> [TO DO] Only the lines from the line holding "Give me the" to the last line should be output, each exactly as given.

(Records from a data collection)

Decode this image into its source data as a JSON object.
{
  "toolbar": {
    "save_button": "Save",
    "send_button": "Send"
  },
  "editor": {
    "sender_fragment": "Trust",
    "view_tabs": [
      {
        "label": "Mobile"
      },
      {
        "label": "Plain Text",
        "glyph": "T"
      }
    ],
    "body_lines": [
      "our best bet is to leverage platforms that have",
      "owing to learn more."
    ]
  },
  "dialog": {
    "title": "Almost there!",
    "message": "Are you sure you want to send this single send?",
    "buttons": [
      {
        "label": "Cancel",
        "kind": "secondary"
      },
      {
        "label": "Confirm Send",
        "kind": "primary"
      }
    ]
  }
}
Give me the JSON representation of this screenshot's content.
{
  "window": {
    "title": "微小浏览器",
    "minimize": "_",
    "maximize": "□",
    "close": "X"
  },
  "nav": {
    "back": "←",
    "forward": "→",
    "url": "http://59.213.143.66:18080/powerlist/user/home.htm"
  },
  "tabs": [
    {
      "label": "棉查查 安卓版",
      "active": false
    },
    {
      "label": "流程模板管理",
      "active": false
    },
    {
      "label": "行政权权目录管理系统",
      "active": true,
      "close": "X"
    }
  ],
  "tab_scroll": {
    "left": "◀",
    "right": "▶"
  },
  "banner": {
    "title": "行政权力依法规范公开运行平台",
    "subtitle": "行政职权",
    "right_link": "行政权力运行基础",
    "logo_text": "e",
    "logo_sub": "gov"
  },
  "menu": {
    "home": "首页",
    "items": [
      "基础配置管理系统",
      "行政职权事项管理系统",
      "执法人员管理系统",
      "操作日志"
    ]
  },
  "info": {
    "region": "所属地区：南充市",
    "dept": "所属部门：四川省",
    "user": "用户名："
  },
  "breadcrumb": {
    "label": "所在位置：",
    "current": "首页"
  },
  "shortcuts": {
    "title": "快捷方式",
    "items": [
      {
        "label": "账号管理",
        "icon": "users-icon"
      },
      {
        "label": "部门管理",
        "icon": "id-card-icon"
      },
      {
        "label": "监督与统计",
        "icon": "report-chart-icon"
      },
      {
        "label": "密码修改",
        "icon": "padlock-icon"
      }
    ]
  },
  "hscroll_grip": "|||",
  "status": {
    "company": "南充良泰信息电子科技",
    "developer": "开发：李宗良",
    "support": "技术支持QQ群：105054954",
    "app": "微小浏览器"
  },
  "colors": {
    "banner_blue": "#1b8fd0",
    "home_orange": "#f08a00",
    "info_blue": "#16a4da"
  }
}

> [COMPLETED EXERCISE]
Give me the JSON representation of this screenshot's content.
{
  "window": {
    "title": "微小浏览器",
    "minimize": "_",
    "maximize": "□",
    "close": "X"
  },
  "nav": {
    "back": "←",
    "forward": "→",
    "url": "http://59.213.143.66:18080/powerlist/user/home.htm"
  },
  "tabs": [
    {
      "label": "棉查查 安卓版",
      "active": false
    },
    {
      "label": "流程模板管理",
      "active": false
    },
    {
      "label": "行政权权目录管理系统",
      "active": true,
      "close": "X"
    }
  ],
  "tab_scroll": {
    "left": "◀",
    "right": "▶"
  },
  "banner": {
    "title": "行政权力依法规范公开运行平台",
    "subtitle": "行政职权",
    "right_link": "行政权力运行基础",
    "logo_text": "e",
    "logo_sub": "gov"
  },
  "menu": {
    "home": "首页",
    "items": [
      "基础配置管理系统",
      "行政职权事项管理系统",
      "执法人员管理系统",
      "操作日志"
    ]
  },
  "info": {
    "region": "所属地区：南充市",
    "dept": "所属部门：四川省",
    "user": "用户名："
  },
  "breadcrumb": {
    "label": "所在位置：",
    "current": "首页"
  },
  "shortcuts": {
    "title": "快捷方式",
    "items": [
      {
        "label": "账号管理",
        "icon": "users-icon"
      },
      {
        "label": "部门管理",
        "icon": "id-card-icon"
      },
      {
        "label": "监督与统计",
        "icon": "report-chart-icon"
      },
      {
        "label": "密码修改",
        "icon": "padlock-icon"
      }
    ]
  },
  "hscroll_grip": "|||",
  "status": {
    "company": "南充良泰信息电子科技",
    "developer": "开发：李宗良",
    "support": "技术支持QQ群：105054954",
    "app": "微小浏览器"
  },
  "colors": {
    "banner_blue": "#1b8fd0",
    "home_orange": "#f08a00",
    "info_blue": "#16a4da"
  }
}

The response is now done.